══ AVAILABLE RECORDS

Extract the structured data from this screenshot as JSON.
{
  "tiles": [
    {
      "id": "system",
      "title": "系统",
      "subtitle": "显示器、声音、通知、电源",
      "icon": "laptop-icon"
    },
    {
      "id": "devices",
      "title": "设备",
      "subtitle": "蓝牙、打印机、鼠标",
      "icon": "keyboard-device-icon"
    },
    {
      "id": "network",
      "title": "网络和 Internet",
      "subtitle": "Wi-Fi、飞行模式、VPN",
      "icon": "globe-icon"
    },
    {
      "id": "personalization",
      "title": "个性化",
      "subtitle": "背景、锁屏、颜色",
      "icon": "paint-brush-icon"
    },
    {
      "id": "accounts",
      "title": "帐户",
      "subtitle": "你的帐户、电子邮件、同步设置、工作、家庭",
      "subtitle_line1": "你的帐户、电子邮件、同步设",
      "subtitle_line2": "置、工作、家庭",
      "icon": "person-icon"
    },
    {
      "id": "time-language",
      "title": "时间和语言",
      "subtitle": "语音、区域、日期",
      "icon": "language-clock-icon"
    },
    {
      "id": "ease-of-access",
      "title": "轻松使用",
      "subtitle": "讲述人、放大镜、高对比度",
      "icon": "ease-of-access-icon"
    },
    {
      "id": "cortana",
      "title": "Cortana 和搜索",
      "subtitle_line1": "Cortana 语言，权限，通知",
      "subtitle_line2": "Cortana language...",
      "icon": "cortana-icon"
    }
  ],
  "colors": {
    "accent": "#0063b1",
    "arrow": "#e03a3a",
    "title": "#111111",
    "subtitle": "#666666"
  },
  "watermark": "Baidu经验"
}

════

SHORT EXERCISE: Copy all of the data exactly.

ANSWER TO THIS PROBLEM:
Extract the structured data from this screenshot as JSON.
{
  "tiles": [
    {
      "id": "system",
      "title": "系统",
      "subtitle": "显示器、声音、通知、电源",
      "icon": "laptop-icon"
    },
    {
      "id": "devices",
      "title": "设备",
      "subtitle": "蓝牙、打印机、鼠标",
      "icon": "keyboard-device-icon"
    },
    {
      "id": "network",
      "title": "网络和 Internet",
      "subtitle": "Wi-Fi、飞行模式、VPN",
      "icon": "globe-icon"
    },
    {
      "id": "personalization",
      "title": "个性化",
      "subtitle": "背景、锁屏、颜色",
      "icon": "paint-brush-icon"
    },
    {
      "id": "accounts",
      "title": "帐户",
      "subtitle": "你的帐户、电子邮件、同步设置、工作、家庭",
      "subtitle_line1": "你的帐户、电子邮件、同步设",
      "subtitle_line2": "置、工作、家庭",
      "icon": "person-icon"
    },
    {
      "id": "time-language",
      "title": "时间和语言",
      "subtitle": "语音、区域、日期",
      "icon": "language-clock-icon"
    },
    {
      "id": "ease-of-access",
      "title": "轻松使用",
      "subtitle": "讲述人、放大镜、高对比度",
      "icon": "ease-of-access-icon"
    },
    {
      "id": "cortana",
      "title": "Cortana 和搜索",
      "subtitle_line1": "Cortana 语言，权限，通知",
      "subtitle_line2": "Cortana language...",
      "icon": "cortana-icon"
    }
  ],
  "colors": {
    "accent": "#0063b1",
    "arrow": "#e03a3a",
    "title": "#111111",
    "subtitle": "#666666"
  },
  "watermark": "Baidu经验"
}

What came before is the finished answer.